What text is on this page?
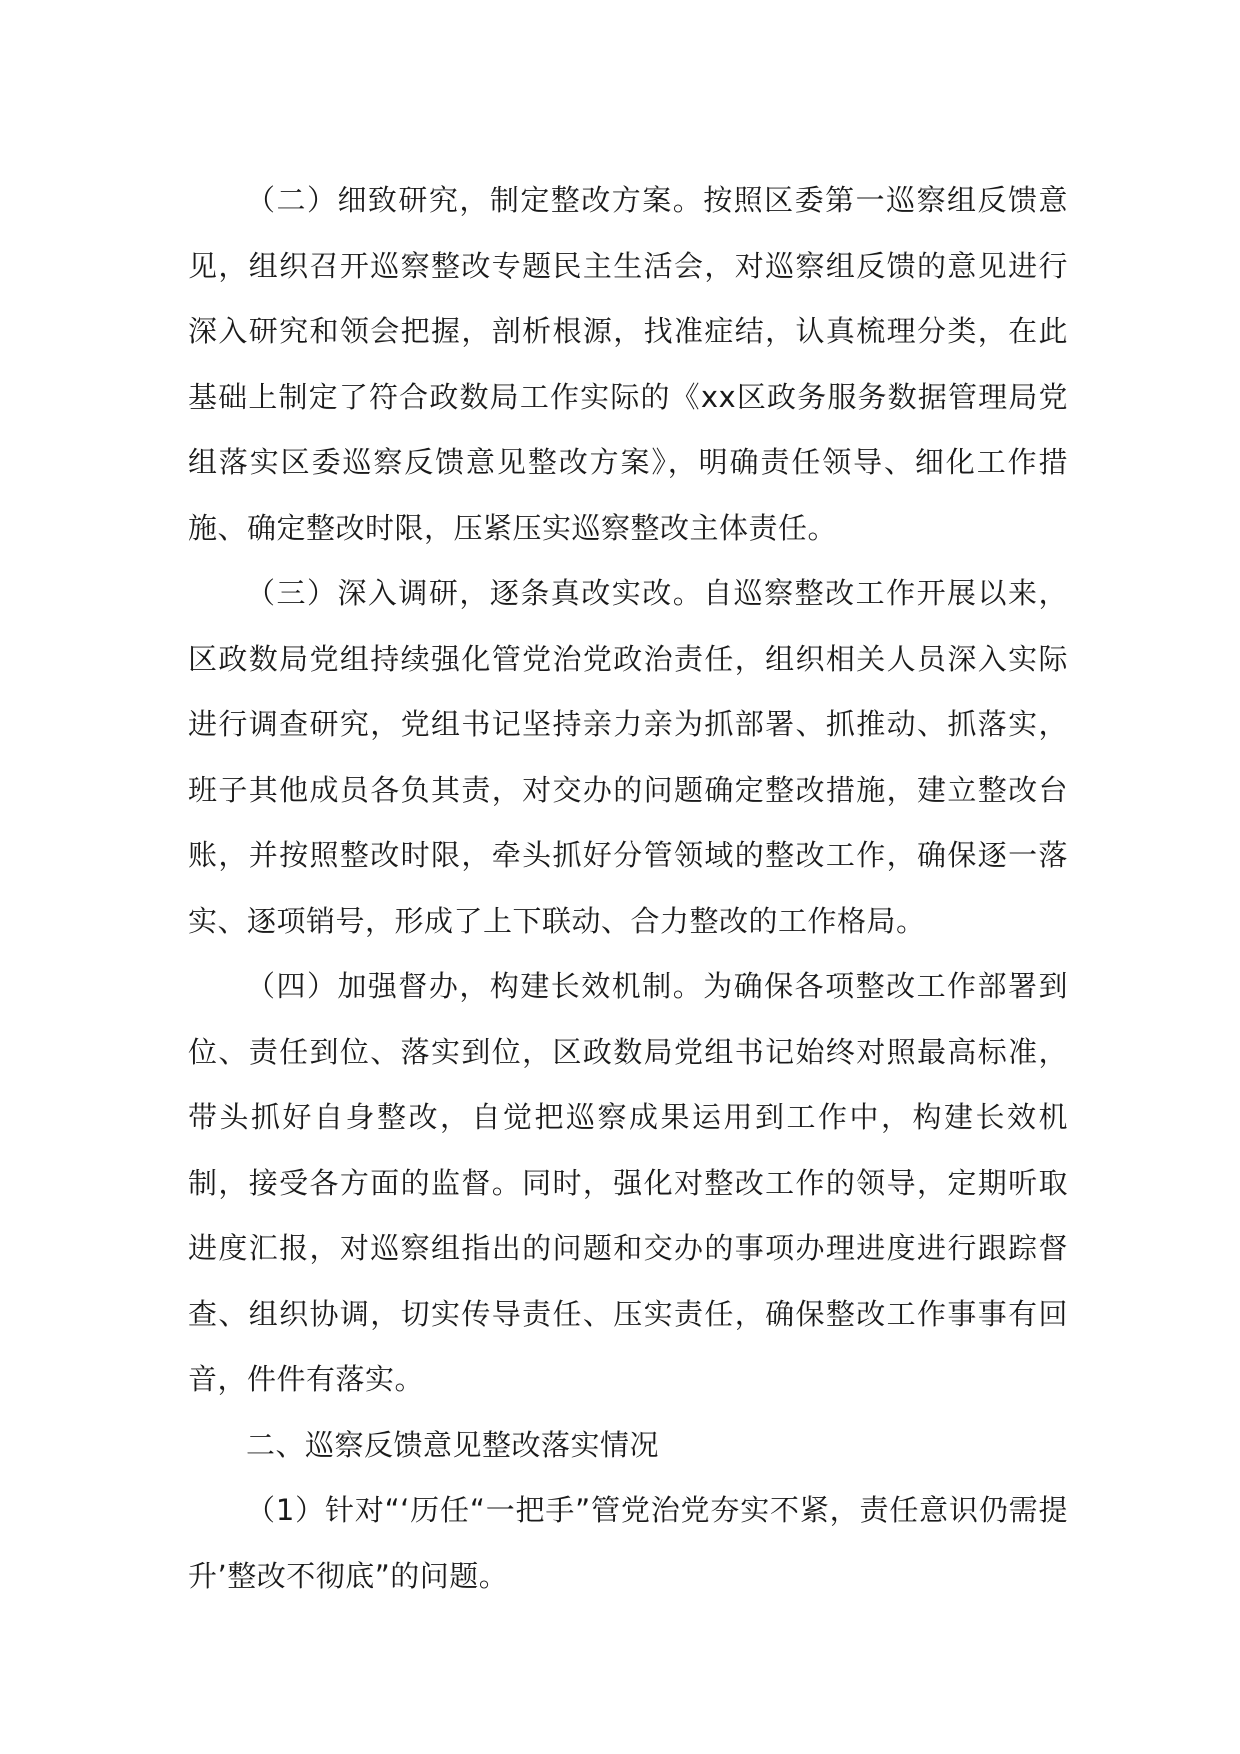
（二）细致研究，制定整改方案。按照区委第一巡察组反馈意见，组织召开巡察整改专题民主生活会，对巡察组反馈的意见进行深入研究和领会把握，剖析根源，找准症结，认真梳理分类，在此基础上制定了符合政数局工作实际的《xx区政务服务数据管理局党组落实区委巡察反馈意见整改方案》，明确责任领导、细化工作措施、确定整改时限，压紧压实巡察整改主体责任。

（三）深入调研，逐条真改实改。自巡察整改工作开展以来，区政数局党组持续强化管党治党政治责任，组织相关人员深入实际进行调查研究，党组书记坚持亲力亲为抓部署、抓推动、抓落实，班子其他成员各负其责，对交办的问题确定整改措施，建立整改台账，并按照整改时限，牵头抓好分管领域的整改工作，确保逐一落实、逐项销号，形成了上下联动、合力整改的工作格局。

（四）加强督办，构建长效机制。为确保各项整改工作部署到位、责任到位、落实到位，区政数局党组书记始终对照最高标准，带头抓好自身整改，自觉把巡察成果运用到工作中，构建长效机制，接受各方面的监督。同时，强化对整改工作的领导，定期听取进度汇报，对巡察组指出的问题和交办的事项办理进度进行跟踪督查、组织协调，切实传导责任、压实责任，确保整改工作事事有回音，件件有落实。

二、巡察反馈意见整改落实情况

（1）针对“‘历任“一把手”管党治党夯实不紧，责任意识仍需提升’整改不彻底”的问题。
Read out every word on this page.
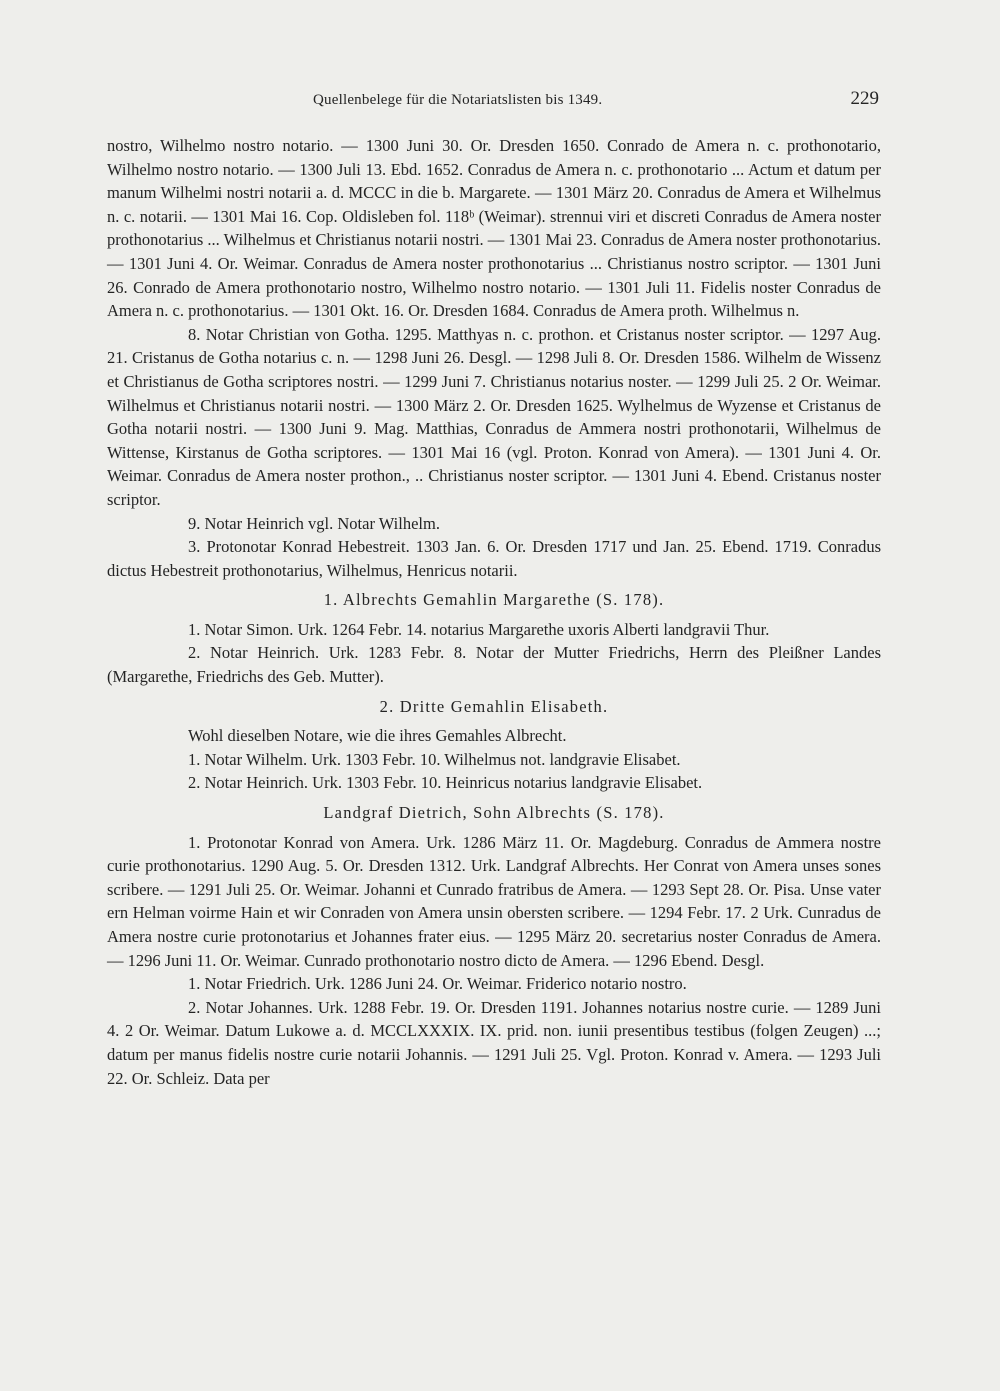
Quellenbelege für die Notariatslisten bis 1349.	229

nostro, Wilhelmo nostro notario. — 1300 Juni 30. Or. Dresden 1650. Conrado de Amera n. c. prothonotario, Wilhelmo nostro notario. — 1300 Juli 13. Ebd. 1652. Conradus de Amera n. c. prothonotario ... Actum et datum per manum Wilhelmi nostri notarii a. d. MCCC in die b. Margarete. — 1301 März 20. Conradus de Amera et Wilhelmus n. c. notarii. — 1301 Mai 16. Cop. Oldisleben fol. 118ᵇ (Weimar). strennui viri et discreti Conradus de Amera noster prothonotarius ... Wilhelmus et Christianus notarii nostri. — 1301 Mai 23. Conradus de Amera noster prothonotarius. — 1301 Juni 4. Or. Weimar. Conradus de Amera noster prothonotarius ... Christianus nostro scriptor. — 1301 Juni 26. Conrado de Amera prothonotario nostro, Wilhelmo nostro notario. — 1301 Juli 11. Fidelis noster Conradus de Amera n. c. prothonotarius. — 1301 Okt. 16. Or. Dresden 1684. Conradus de Amera proth. Wilhelmus n.

8. Notar Christian von Gotha. 1295. Matthyas n. c. prothon. et Cristanus noster scriptor. — 1297 Aug. 21. Cristanus de Gotha notarius c. n. — 1298 Juni 26. Desgl. — 1298 Juli 8. Or. Dresden 1586. Wilhelm de Wissenz et Christianus de Gotha scriptores nostri. — 1299 Juni 7. Christianus notarius noster. — 1299 Juli 25. 2 Or. Weimar. Wilhelmus et Christianus notarii nostri. — 1300 März 2. Or. Dresden 1625. Wylhelmus de Wyzense et Cristanus de Gotha notarii nostri. — 1300 Juni 9. Mag. Matthias, Conradus de Ammera nostri prothonotarii, Wilhelmus de Wittense, Kirstanus de Gotha scriptores. — 1301 Mai 16 (vgl. Proton. Konrad von Amera). — 1301 Juni 4. Or. Weimar. Conradus de Amera noster prothon., .. Christianus noster scriptor. — 1301 Juni 4. Ebend. Cristanus noster scriptor.

9. Notar Heinrich vgl. Notar Wilhelm.

3. Protonotar Konrad Hebestreit. 1303 Jan. 6. Or. Dresden 1717 und Jan. 25. Ebend. 1719. Conradus dictus Hebestreit prothonotarius, Wilhelmus, Henricus notarii.

1. Albrechts Gemahlin Margarethe (S. 178).

1. Notar Simon. Urk. 1264 Febr. 14. notarius Margarethe uxoris Alberti landgravii Thur.

2. Notar Heinrich. Urk. 1283 Febr. 8. Notar der Mutter Friedrichs, Herrn des Pleißner Landes (Margarethe, Friedrichs des Geb. Mutter).

2. Dritte Gemahlin Elisabeth.

Wohl dieselben Notare, wie die ihres Gemahles Albrecht.

1. Notar Wilhelm. Urk. 1303 Febr. 10. Wilhelmus not. landgravie Elisabet.

2. Notar Heinrich. Urk. 1303 Febr. 10. Heinricus notarius landgravie Elisabet.

Landgraf Dietrich, Sohn Albrechts (S. 178).

1. Protonotar Konrad von Amera. Urk. 1286 März 11. Or. Magdeburg. Conradus de Ammera nostre curie prothonotarius. 1290 Aug. 5. Or. Dresden 1312. Urk. Landgraf Albrechts. Her Conrat von Amera unses sones scribere. — 1291 Juli 25. Or. Weimar. Johanni et Cunrado fratribus de Amera. — 1293 Sept 28. Or. Pisa. Unse vater ern Helman voirme Hain et wir Conraden von Amera unsin obersten scribere. — 1294 Febr. 17. 2 Urk. Cunradus de Amera nostre curie protonotarius et Johannes frater eius. — 1295 März 20. secretarius noster Conradus de Amera. — 1296 Juni 11. Or. Weimar. Cunrado prothonotario nostro dicto de Amera. — 1296 Ebend. Desgl.

1. Notar Friedrich. Urk. 1286 Juni 24. Or. Weimar. Friderico notario nostro.

2. Notar Johannes. Urk. 1288 Febr. 19. Or. Dresden 1191. Johannes notarius nostre curie. — 1289 Juni 4. 2 Or. Weimar. Datum Lukowe a. d. MCCLXXXIX. IX. prid. non. iunii presentibus testibus (folgen Zeugen) ...; datum per manus fidelis nostre curie notarii Johannis. — 1291 Juli 25. Vgl. Proton. Konrad v. Amera. — 1293 Juli 22. Or. Schleiz. Data per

========================================

▶ **What you should do**: Find every line in the records above that contains the word "Margarethe", and copy each one.

▶ **Written reply**:
1. Albrechts Gemahlin Margarethe (S. 178).
1. Notar Simon. Urk. 1264 Febr. 14. notarius Margarethe uxoris Alberti landgravii Thur.
2. Notar Heinrich. Urk. 1283 Febr. 8. Notar der Mutter Friedrichs, Herrn des Pleißner Landes (Margarethe, Friedrichs des Geb. Mutter).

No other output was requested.